[Data records]
▽
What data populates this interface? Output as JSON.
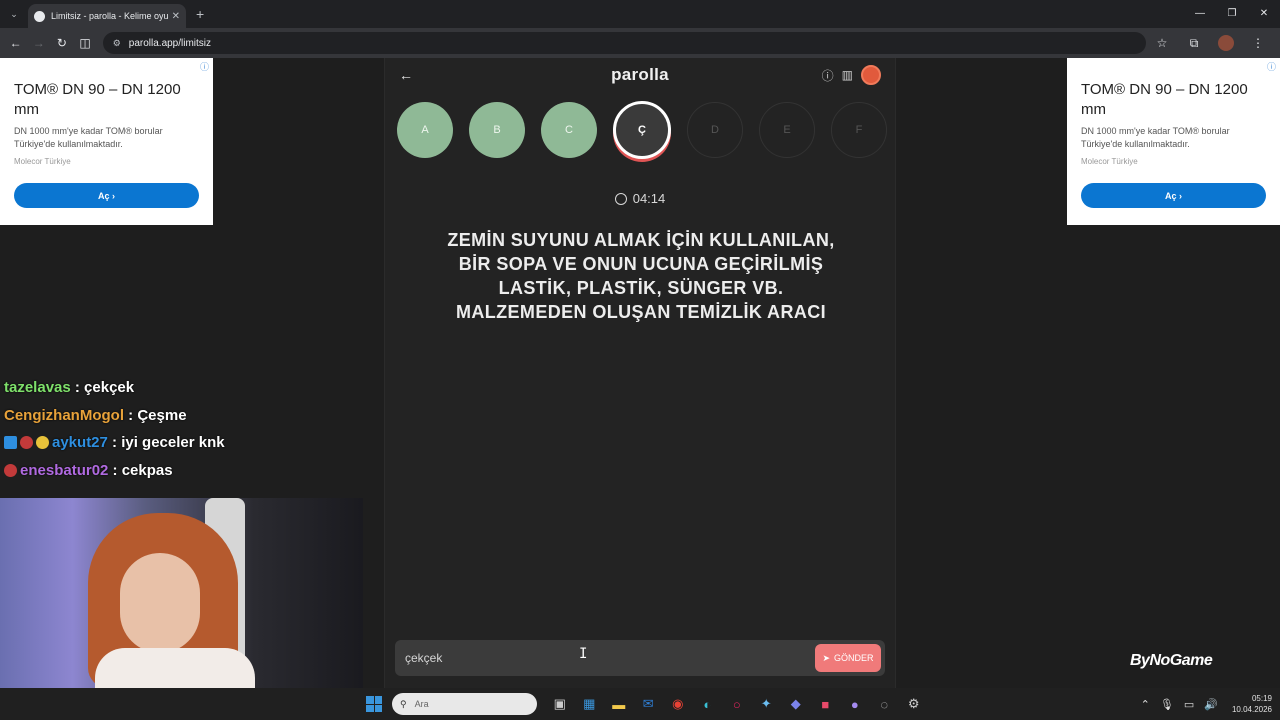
{
  "browser": {
    "tab_title": "Limitsiz - parolla - Kelime oyunu",
    "url": "parolla.app/limitsiz"
  },
  "ads": {
    "headline": "TOM® DN 90 – DN 1200 mm",
    "description": "DN 1000 mm'ye kadar TOM® borular Türkiye'de kullanılmaktadır.",
    "advertiser": "Molecor Türkiye",
    "cta_label": "Aç"
  },
  "game": {
    "logo": "parolla",
    "letters": [
      {
        "label": "A",
        "state": "correct"
      },
      {
        "label": "B",
        "state": "correct"
      },
      {
        "label": "C",
        "state": "correct"
      },
      {
        "label": "Ç",
        "state": "current"
      },
      {
        "label": "D",
        "state": "pending"
      },
      {
        "label": "E",
        "state": "pending"
      },
      {
        "label": "F",
        "state": "pending"
      }
    ],
    "timer": "04:14",
    "question": "ZEMİN SUYUNU ALMAK İÇİN KULLANILAN, BİR SOPA VE ONUN UCUNA GEÇİRİLMİŞ LASTİK, PLASTİK, SÜNGER VB. MALZEMEDEN OLUŞAN TEMİZLİK ARACI",
    "answer_value": "çekçek",
    "send_label": "GÖNDER"
  },
  "chat": [
    {
      "user": "tazelavas",
      "color": "#7ee06a",
      "message": ": çekçek"
    },
    {
      "user": "CengizhanMogol",
      "color": "#e8a23a",
      "message": ": Çeşme"
    },
    {
      "user": "aykut27",
      "color": "#2e8fe0",
      "message": ": iyi geceler knk"
    },
    {
      "user": "enesbatur02",
      "color": "#b06ae0",
      "message": ": cekpas"
    }
  ],
  "watermark": "ByNoGame",
  "taskbar": {
    "search_placeholder": "Ara",
    "time": "05:19",
    "date": "10.04.2026"
  },
  "colors": {
    "correct": "#8fb996",
    "accent": "#f07a7a",
    "background": "#232323"
  }
}
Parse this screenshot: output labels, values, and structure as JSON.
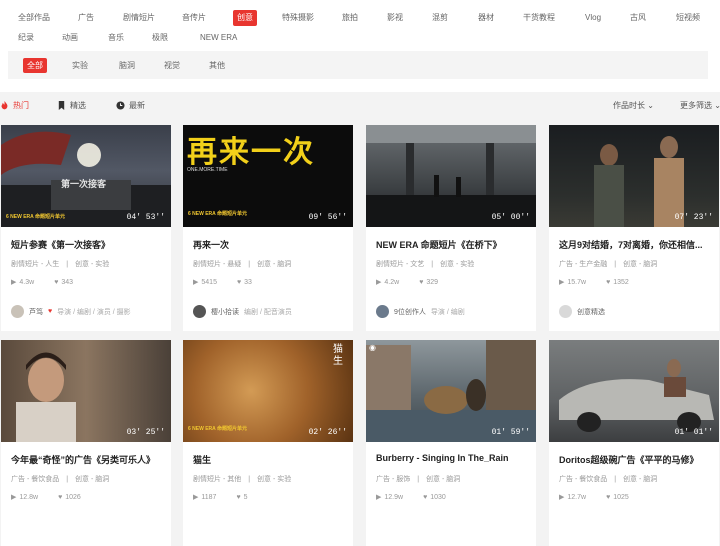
{
  "categories": [
    "全部作品",
    "广告",
    "剧情短片",
    "音传片",
    "创意",
    "特殊摄影",
    "旅拍",
    "影视",
    "混剪",
    "器材",
    "干货教程",
    "Vlog",
    "古风",
    "短视频",
    "纪录",
    "动画",
    "音乐",
    "极限",
    "NEW ERA"
  ],
  "active_category": "创意",
  "subcategories": [
    "全部",
    "实验",
    "脑洞",
    "视觉",
    "其他"
  ],
  "active_subcategory": "全部",
  "sort": {
    "hot": "热门",
    "picked": "精选",
    "latest": "最新",
    "duration": "作品时长",
    "more": "更多筛选"
  },
  "cards": [
    {
      "title": "短片参赛《第一次接客》",
      "tags": "剧情短片 - 人生　|　创意 - 实验",
      "views": "4.3w",
      "likes": "343",
      "author": "芦笃",
      "roles": "导演 / 编剧 / 演员 / 摄影",
      "duration": "04' 53''",
      "badge": "6 NEW ERA 命题短片单元",
      "overlay": "第一次接客"
    },
    {
      "title": "再来一次",
      "tags": "剧情短片 - 悬疑　|　创意 - 脑洞",
      "views": "5415",
      "likes": "33",
      "author": "樱小拾读",
      "roles": "编剧 / 配音演员",
      "duration": "09' 56''",
      "badge": "6 NEW ERA 命题短片单元",
      "overlay": "再来一次",
      "overlay2": "ONE.MORE.TIME"
    },
    {
      "title": "NEW ERA 命题短片《在桥下》",
      "tags": "剧情短片 - 文艺　|　创意 - 实验",
      "views": "4.2w",
      "likes": "329",
      "author": "9位创作人",
      "roles": "导演 / 编剧",
      "duration": "05' 00''"
    },
    {
      "title": "这月9对结婚，7对离婚，你还相信...",
      "tags": "广告 - 生产金融　|　创意 - 脑洞",
      "views": "15.7w",
      "likes": "1352",
      "author": "创意精选",
      "roles": "",
      "duration": "07' 23''"
    },
    {
      "title": "今年最“奇怪”的广告《另类可乐人》",
      "tags": "广告 - 餐饮食品　|　创意 - 脑洞",
      "views": "12.8w",
      "likes": "1026",
      "duration": "03' 25''"
    },
    {
      "title": "猫生",
      "tags": "剧情短片 - 其他　|　创意 - 实验",
      "views": "1187",
      "likes": "5",
      "duration": "02' 26''",
      "badge": "6 NEW ERA 命题短片单元",
      "overlay": "猫 生"
    },
    {
      "title": "Burberry - Singing In The_Rain",
      "tags": "广告 - 服饰　|　创意 - 脑洞",
      "views": "12.9w",
      "likes": "1030",
      "duration": "01' 59''"
    },
    {
      "title": "Doritos超级碗广告《平平的马修》",
      "tags": "广告 - 餐饮食品　|　创意 - 脑洞",
      "views": "12.7w",
      "likes": "1025",
      "duration": "01' 01''"
    }
  ]
}
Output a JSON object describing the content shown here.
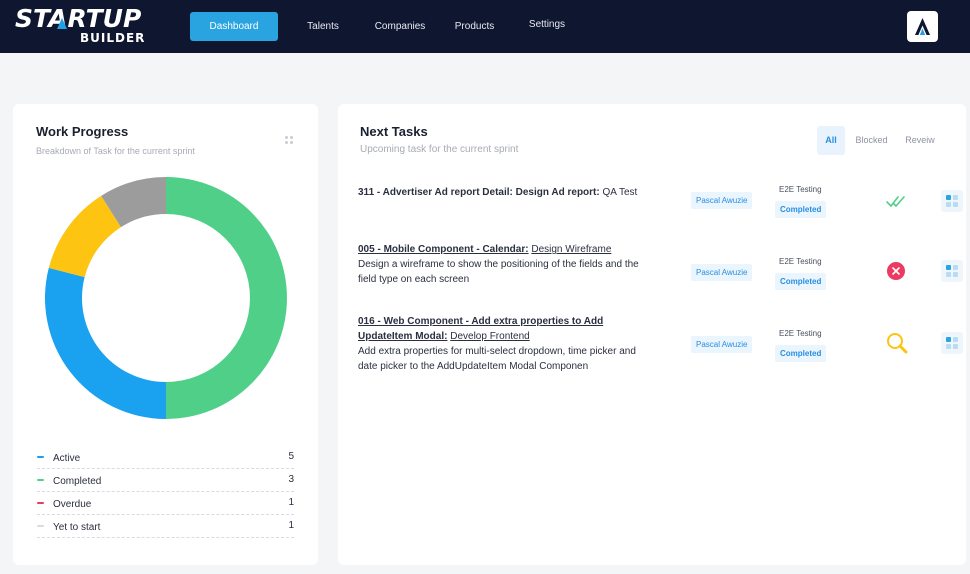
△
Search the data for "likes". Copy every line that has it.

      "likes": "343",
      "likes": "33",
      "likes": "329",
      "likes": "1352",
      "likes": "1026",
      "likes": "5",
      "likes": "1030",
      "likes": "1025",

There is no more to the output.